- **Records provided**:
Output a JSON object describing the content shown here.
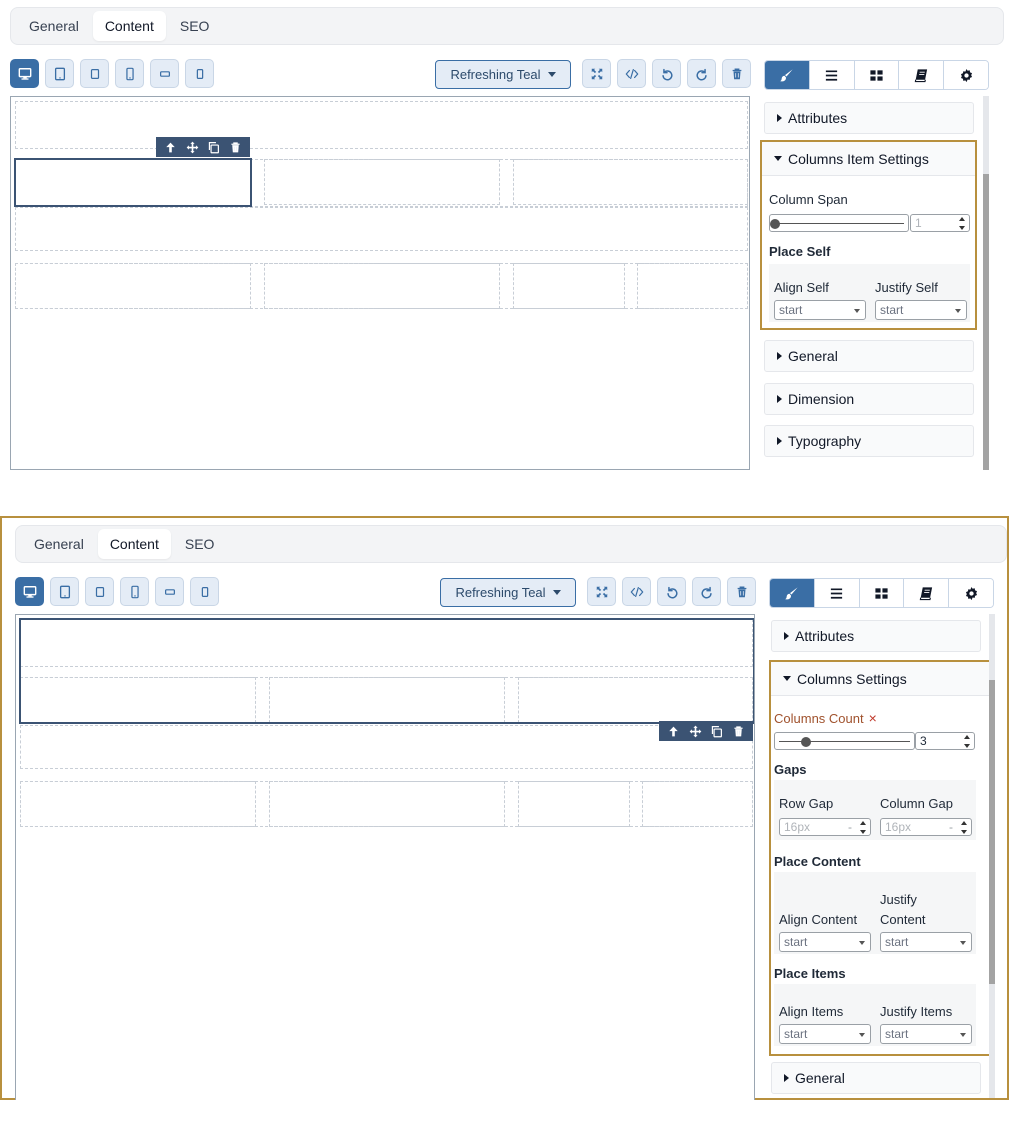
{
  "tabs": {
    "general": "General",
    "content": "Content",
    "seo": "SEO"
  },
  "theme": {
    "label": "Refreshing Teal"
  },
  "devices": [
    {
      "icon": "desktop-icon"
    },
    {
      "icon": "tablet-icon"
    },
    {
      "icon": "tablet-small-icon"
    },
    {
      "icon": "mobile-icon"
    },
    {
      "icon": "mobile-landscape-icon"
    },
    {
      "icon": "mobile-small-icon"
    }
  ],
  "canvas_tools": [
    {
      "icon": "fullscreen-icon"
    },
    {
      "icon": "code-icon"
    },
    {
      "icon": "undo-icon"
    },
    {
      "icon": "redo-icon"
    },
    {
      "icon": "trash-icon"
    }
  ],
  "side_tabs": [
    {
      "icon": "brush-icon"
    },
    {
      "icon": "layers-icon"
    },
    {
      "icon": "blocks-icon"
    },
    {
      "icon": "book-icon"
    },
    {
      "icon": "gear-icon"
    }
  ],
  "element_toolbar": [
    {
      "icon": "arrow-up-icon"
    },
    {
      "icon": "move-icon"
    },
    {
      "icon": "copy-icon"
    },
    {
      "icon": "trash-icon"
    }
  ],
  "panel1": {
    "sections": {
      "attributes": "Attributes",
      "settings_title": "Columns Item Settings",
      "general": "General",
      "dimension": "Dimension",
      "typography": "Typography"
    },
    "column_span": {
      "label": "Column Span",
      "value": "1",
      "slider_fraction": 0.0
    },
    "place_self": {
      "heading": "Place Self",
      "align_label": "Align Self",
      "align_value": "start",
      "justify_label": "Justify Self",
      "justify_value": "start"
    }
  },
  "panel2": {
    "sections": {
      "attributes": "Attributes",
      "settings_title": "Columns Settings",
      "general": "General"
    },
    "columns_count": {
      "label": "Columns Count",
      "clear_symbol": "×",
      "value": "3",
      "slider_fraction": 0.2
    },
    "gaps": {
      "heading": "Gaps",
      "row_label": "Row Gap",
      "row_placeholder": "16px",
      "row_unit": "-",
      "col_label": "Column Gap",
      "col_placeholder": "16px",
      "col_unit": "-"
    },
    "place_content": {
      "heading": "Place Content",
      "align_label": "Align Content",
      "align_value": "start",
      "justify_label_1": "Justify",
      "justify_label_2": "Content",
      "justify_value": "start"
    },
    "place_items": {
      "heading": "Place Items",
      "align_label": "Align Items",
      "align_value": "start",
      "justify_label": "Justify Items",
      "justify_value": "start"
    }
  },
  "colors": {
    "accent": "#3a6ea5",
    "highlight_border": "#b8903e",
    "selection": "#3b5373"
  }
}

- **Exercise**: Transcribe every line from the records above without alteration, and leave out the images.

- **Result of this task**:
Output a JSON object describing the content shown here.
{
  "tabs": {
    "general": "General",
    "content": "Content",
    "seo": "SEO"
  },
  "theme": {
    "label": "Refreshing Teal"
  },
  "devices": [
    {
      "icon": "desktop-icon"
    },
    {
      "icon": "tablet-icon"
    },
    {
      "icon": "tablet-small-icon"
    },
    {
      "icon": "mobile-icon"
    },
    {
      "icon": "mobile-landscape-icon"
    },
    {
      "icon": "mobile-small-icon"
    }
  ],
  "canvas_tools": [
    {
      "icon": "fullscreen-icon"
    },
    {
      "icon": "code-icon"
    },
    {
      "icon": "undo-icon"
    },
    {
      "icon": "redo-icon"
    },
    {
      "icon": "trash-icon"
    }
  ],
  "side_tabs": [
    {
      "icon": "brush-icon"
    },
    {
      "icon": "layers-icon"
    },
    {
      "icon": "blocks-icon"
    },
    {
      "icon": "book-icon"
    },
    {
      "icon": "gear-icon"
    }
  ],
  "element_toolbar": [
    {
      "icon": "arrow-up-icon"
    },
    {
      "icon": "move-icon"
    },
    {
      "icon": "copy-icon"
    },
    {
      "icon": "trash-icon"
    }
  ],
  "panel1": {
    "sections": {
      "attributes": "Attributes",
      "settings_title": "Columns Item Settings",
      "general": "General",
      "dimension": "Dimension",
      "typography": "Typography"
    },
    "column_span": {
      "label": "Column Span",
      "value": "1",
      "slider_fraction": 0.0
    },
    "place_self": {
      "heading": "Place Self",
      "align_label": "Align Self",
      "align_value": "start",
      "justify_label": "Justify Self",
      "justify_value": "start"
    }
  },
  "panel2": {
    "sections": {
      "attributes": "Attributes",
      "settings_title": "Columns Settings",
      "general": "General"
    },
    "columns_count": {
      "label": "Columns Count",
      "clear_symbol": "×",
      "value": "3",
      "slider_fraction": 0.2
    },
    "gaps": {
      "heading": "Gaps",
      "row_label": "Row Gap",
      "row_placeholder": "16px",
      "row_unit": "-",
      "col_label": "Column Gap",
      "col_placeholder": "16px",
      "col_unit": "-"
    },
    "place_content": {
      "heading": "Place Content",
      "align_label": "Align Content",
      "align_value": "start",
      "justify_label_1": "Justify",
      "justify_label_2": "Content",
      "justify_value": "start"
    },
    "place_items": {
      "heading": "Place Items",
      "align_label": "Align Items",
      "align_value": "start",
      "justify_label": "Justify Items",
      "justify_value": "start"
    }
  },
  "colors": {
    "accent": "#3a6ea5",
    "highlight_border": "#b8903e",
    "selection": "#3b5373"
  }
}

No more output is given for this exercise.